What the task asks
Lift every line from the entries that includes the word "Metrics".

Task input
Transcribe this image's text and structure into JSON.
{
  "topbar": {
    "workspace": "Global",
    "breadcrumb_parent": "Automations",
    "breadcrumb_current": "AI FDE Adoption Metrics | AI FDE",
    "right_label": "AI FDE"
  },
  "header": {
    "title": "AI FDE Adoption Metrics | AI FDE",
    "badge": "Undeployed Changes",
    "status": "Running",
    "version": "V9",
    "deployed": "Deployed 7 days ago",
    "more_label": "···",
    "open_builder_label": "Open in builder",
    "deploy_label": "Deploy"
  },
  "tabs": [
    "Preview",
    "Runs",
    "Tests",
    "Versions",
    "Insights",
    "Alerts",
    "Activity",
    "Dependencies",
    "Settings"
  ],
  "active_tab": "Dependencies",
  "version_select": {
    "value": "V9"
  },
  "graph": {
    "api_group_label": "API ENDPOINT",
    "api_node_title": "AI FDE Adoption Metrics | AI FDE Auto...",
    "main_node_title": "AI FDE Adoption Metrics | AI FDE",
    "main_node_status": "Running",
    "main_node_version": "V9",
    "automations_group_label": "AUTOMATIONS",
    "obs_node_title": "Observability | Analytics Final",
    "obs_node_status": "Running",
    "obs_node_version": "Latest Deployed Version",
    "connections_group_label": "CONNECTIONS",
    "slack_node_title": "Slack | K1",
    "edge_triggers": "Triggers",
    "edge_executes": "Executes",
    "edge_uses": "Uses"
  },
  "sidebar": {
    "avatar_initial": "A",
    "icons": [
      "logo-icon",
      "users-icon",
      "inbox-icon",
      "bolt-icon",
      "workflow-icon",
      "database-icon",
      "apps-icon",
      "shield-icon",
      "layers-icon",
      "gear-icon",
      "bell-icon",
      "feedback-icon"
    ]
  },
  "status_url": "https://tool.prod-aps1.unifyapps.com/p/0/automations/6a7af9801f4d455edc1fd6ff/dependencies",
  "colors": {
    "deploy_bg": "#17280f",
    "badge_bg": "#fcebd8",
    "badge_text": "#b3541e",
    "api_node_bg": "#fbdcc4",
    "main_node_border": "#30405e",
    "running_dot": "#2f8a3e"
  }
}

Answer to this problem
    "breadcrumb_current": "AI FDE Adoption Metrics | AI FDE",
    "title": "AI FDE Adoption Metrics | AI FDE",
    "api_node_title": "AI FDE Adoption Metrics | AI FDE Auto...",
    "main_node_title": "AI FDE Adoption Metrics | AI FDE",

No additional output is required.